WRITTEN PROBLEM
Every record must be repeated exactly, with no omission.

PROVIDED RECORDS
--
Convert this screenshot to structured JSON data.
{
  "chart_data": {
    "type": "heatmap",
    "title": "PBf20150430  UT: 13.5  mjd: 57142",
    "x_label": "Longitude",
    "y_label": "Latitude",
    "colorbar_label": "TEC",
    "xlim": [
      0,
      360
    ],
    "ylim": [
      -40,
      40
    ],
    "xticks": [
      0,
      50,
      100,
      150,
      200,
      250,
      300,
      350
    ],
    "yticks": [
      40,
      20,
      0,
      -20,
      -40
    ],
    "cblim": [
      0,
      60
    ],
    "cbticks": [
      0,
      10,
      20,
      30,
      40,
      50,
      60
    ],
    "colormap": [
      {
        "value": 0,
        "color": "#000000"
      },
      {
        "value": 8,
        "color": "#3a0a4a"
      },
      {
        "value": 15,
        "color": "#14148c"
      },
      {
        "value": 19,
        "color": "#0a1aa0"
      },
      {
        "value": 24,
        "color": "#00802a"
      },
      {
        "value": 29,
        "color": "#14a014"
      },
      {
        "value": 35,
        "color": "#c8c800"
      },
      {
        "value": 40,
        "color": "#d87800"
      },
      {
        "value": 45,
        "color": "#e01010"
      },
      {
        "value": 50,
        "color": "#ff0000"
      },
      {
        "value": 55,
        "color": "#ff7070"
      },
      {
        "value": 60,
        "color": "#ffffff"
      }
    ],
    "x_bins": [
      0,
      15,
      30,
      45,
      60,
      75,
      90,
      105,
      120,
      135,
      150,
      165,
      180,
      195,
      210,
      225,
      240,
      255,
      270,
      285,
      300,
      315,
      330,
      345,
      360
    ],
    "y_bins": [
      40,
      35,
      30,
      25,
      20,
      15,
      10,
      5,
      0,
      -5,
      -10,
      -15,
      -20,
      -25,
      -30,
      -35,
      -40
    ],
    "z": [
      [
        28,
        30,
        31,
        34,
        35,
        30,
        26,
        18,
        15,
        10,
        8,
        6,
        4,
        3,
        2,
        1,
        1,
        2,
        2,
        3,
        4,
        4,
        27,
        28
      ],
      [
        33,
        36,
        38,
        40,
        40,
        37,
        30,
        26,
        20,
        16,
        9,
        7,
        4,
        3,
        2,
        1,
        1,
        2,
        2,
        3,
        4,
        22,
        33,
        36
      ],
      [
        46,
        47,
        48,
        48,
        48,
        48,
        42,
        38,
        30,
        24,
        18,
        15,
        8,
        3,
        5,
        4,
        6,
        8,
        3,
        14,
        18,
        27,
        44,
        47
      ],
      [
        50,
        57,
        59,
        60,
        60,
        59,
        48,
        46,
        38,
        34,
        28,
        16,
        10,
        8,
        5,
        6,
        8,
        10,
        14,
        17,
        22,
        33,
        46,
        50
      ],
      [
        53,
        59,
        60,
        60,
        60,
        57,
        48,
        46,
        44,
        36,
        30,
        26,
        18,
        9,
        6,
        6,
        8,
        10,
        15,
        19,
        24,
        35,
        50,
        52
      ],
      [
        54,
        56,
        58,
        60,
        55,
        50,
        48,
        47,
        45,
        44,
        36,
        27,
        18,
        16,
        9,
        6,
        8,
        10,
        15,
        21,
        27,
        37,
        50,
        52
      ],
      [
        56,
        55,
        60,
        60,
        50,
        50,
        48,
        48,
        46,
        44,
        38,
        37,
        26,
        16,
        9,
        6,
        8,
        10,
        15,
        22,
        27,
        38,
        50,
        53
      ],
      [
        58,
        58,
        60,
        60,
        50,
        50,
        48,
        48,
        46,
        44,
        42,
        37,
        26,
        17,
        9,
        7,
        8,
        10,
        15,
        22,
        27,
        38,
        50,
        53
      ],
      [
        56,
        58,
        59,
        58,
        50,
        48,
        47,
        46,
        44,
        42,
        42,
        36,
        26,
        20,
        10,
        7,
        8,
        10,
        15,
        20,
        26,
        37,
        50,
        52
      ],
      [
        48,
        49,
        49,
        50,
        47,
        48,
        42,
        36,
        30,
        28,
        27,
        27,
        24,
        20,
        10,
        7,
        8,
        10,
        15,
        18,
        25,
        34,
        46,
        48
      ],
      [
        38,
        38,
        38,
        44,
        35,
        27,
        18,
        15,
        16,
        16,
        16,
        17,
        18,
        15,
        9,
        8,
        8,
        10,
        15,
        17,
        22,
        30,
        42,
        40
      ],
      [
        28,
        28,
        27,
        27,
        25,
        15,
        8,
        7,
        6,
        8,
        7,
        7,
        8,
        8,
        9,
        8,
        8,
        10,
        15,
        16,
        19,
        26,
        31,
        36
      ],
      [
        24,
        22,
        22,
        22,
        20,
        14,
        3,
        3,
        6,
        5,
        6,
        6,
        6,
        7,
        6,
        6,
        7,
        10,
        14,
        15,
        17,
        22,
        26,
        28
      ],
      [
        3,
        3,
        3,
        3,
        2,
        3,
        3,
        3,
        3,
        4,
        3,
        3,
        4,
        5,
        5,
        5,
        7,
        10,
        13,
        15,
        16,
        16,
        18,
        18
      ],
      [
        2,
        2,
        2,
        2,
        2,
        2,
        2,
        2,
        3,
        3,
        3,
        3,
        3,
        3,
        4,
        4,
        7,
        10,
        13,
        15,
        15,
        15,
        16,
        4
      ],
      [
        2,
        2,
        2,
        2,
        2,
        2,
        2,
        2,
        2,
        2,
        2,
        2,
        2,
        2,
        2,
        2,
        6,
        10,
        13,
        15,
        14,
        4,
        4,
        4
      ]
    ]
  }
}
--
TASK RESPONSE
Convert this screenshot to structured JSON data.
{
  "chart_data": {
    "type": "heatmap",
    "title": "PBf20150430  UT: 13.5  mjd: 57142",
    "x_label": "Longitude",
    "y_label": "Latitude",
    "colorbar_label": "TEC",
    "xlim": [
      0,
      360
    ],
    "ylim": [
      -40,
      40
    ],
    "xticks": [
      0,
      50,
      100,
      150,
      200,
      250,
      300,
      350
    ],
    "yticks": [
      40,
      20,
      0,
      -20,
      -40
    ],
    "cblim": [
      0,
      60
    ],
    "cbticks": [
      0,
      10,
      20,
      30,
      40,
      50,
      60
    ],
    "colormap": [
      {
        "value": 0,
        "color": "#000000"
      },
      {
        "value": 8,
        "color": "#3a0a4a"
      },
      {
        "value": 15,
        "color": "#14148c"
      },
      {
        "value": 19,
        "color": "#0a1aa0"
      },
      {
        "value": 24,
        "color": "#00802a"
      },
      {
        "value": 29,
        "color": "#14a014"
      },
      {
        "value": 35,
        "color": "#c8c800"
      },
      {
        "value": 40,
        "color": "#d87800"
      },
      {
        "value": 45,
        "color": "#e01010"
      },
      {
        "value": 50,
        "color": "#ff0000"
      },
      {
        "value": 55,
        "color": "#ff7070"
      },
      {
        "value": 60,
        "color": "#ffffff"
      }
    ],
    "x_bins": [
      0,
      15,
      30,
      45,
      60,
      75,
      90,
      105,
      120,
      135,
      150,
      165,
      180,
      195,
      210,
      225,
      240,
      255,
      270,
      285,
      300,
      315,
      330,
      345,
      360
    ],
    "y_bins": [
      40,
      35,
      30,
      25,
      20,
      15,
      10,
      5,
      0,
      -5,
      -10,
      -15,
      -20,
      -25,
      -30,
      -35,
      -40
    ],
    "z": [
      [
        28,
        30,
        31,
        34,
        35,
        30,
        26,
        18,
        15,
        10,
        8,
        6,
        4,
        3,
        2,
        1,
        1,
        2,
        2,
        3,
        4,
        4,
        27,
        28
      ],
      [
        33,
        36,
        38,
        40,
        40,
        37,
        30,
        26,
        20,
        16,
        9,
        7,
        4,
        3,
        2,
        1,
        1,
        2,
        2,
        3,
        4,
        22,
        33,
        36
      ],
      [
        46,
        47,
        48,
        48,
        48,
        48,
        42,
        38,
        30,
        24,
        18,
        15,
        8,
        3,
        5,
        4,
        6,
        8,
        3,
        14,
        18,
        27,
        44,
        47
      ],
      [
        50,
        57,
        59,
        60,
        60,
        59,
        48,
        46,
        38,
        34,
        28,
        16,
        10,
        8,
        5,
        6,
        8,
        10,
        14,
        17,
        22,
        33,
        46,
        50
      ],
      [
        53,
        59,
        60,
        60,
        60,
        57,
        48,
        46,
        44,
        36,
        30,
        26,
        18,
        9,
        6,
        6,
        8,
        10,
        15,
        19,
        24,
        35,
        50,
        52
      ],
      [
        54,
        56,
        58,
        60,
        55,
        50,
        48,
        47,
        45,
        44,
        36,
        27,
        18,
        16,
        9,
        6,
        8,
        10,
        15,
        21,
        27,
        37,
        50,
        52
      ],
      [
        56,
        55,
        60,
        60,
        50,
        50,
        48,
        48,
        46,
        44,
        38,
        37,
        26,
        16,
        9,
        6,
        8,
        10,
        15,
        22,
        27,
        38,
        50,
        53
      ],
      [
        58,
        58,
        60,
        60,
        50,
        50,
        48,
        48,
        46,
        44,
        42,
        37,
        26,
        17,
        9,
        7,
        8,
        10,
        15,
        22,
        27,
        38,
        50,
        53
      ],
      [
        56,
        58,
        59,
        58,
        50,
        48,
        47,
        46,
        44,
        42,
        42,
        36,
        26,
        20,
        10,
        7,
        8,
        10,
        15,
        20,
        26,
        37,
        50,
        52
      ],
      [
        48,
        49,
        49,
        50,
        47,
        48,
        42,
        36,
        30,
        28,
        27,
        27,
        24,
        20,
        10,
        7,
        8,
        10,
        15,
        18,
        25,
        34,
        46,
        48
      ],
      [
        38,
        38,
        38,
        44,
        35,
        27,
        18,
        15,
        16,
        16,
        16,
        17,
        18,
        15,
        9,
        8,
        8,
        10,
        15,
        17,
        22,
        30,
        42,
        40
      ],
      [
        28,
        28,
        27,
        27,
        25,
        15,
        8,
        7,
        6,
        8,
        7,
        7,
        8,
        8,
        9,
        8,
        8,
        10,
        15,
        16,
        19,
        26,
        31,
        36
      ],
      [
        24,
        22,
        22,
        22,
        20,
        14,
        3,
        3,
        6,
        5,
        6,
        6,
        6,
        7,
        6,
        6,
        7,
        10,
        14,
        15,
        17,
        22,
        26,
        28
      ],
      [
        3,
        3,
        3,
        3,
        2,
        3,
        3,
        3,
        3,
        4,
        3,
        3,
        4,
        5,
        5,
        5,
        7,
        10,
        13,
        15,
        16,
        16,
        18,
        18
      ],
      [
        2,
        2,
        2,
        2,
        2,
        2,
        2,
        2,
        3,
        3,
        3,
        3,
        3,
        3,
        4,
        4,
        7,
        10,
        13,
        15,
        15,
        15,
        16,
        4
      ],
      [
        2,
        2,
        2,
        2,
        2,
        2,
        2,
        2,
        2,
        2,
        2,
        2,
        2,
        2,
        2,
        2,
        6,
        10,
        13,
        15,
        14,
        4,
        4,
        4
      ]
    ]
  }
}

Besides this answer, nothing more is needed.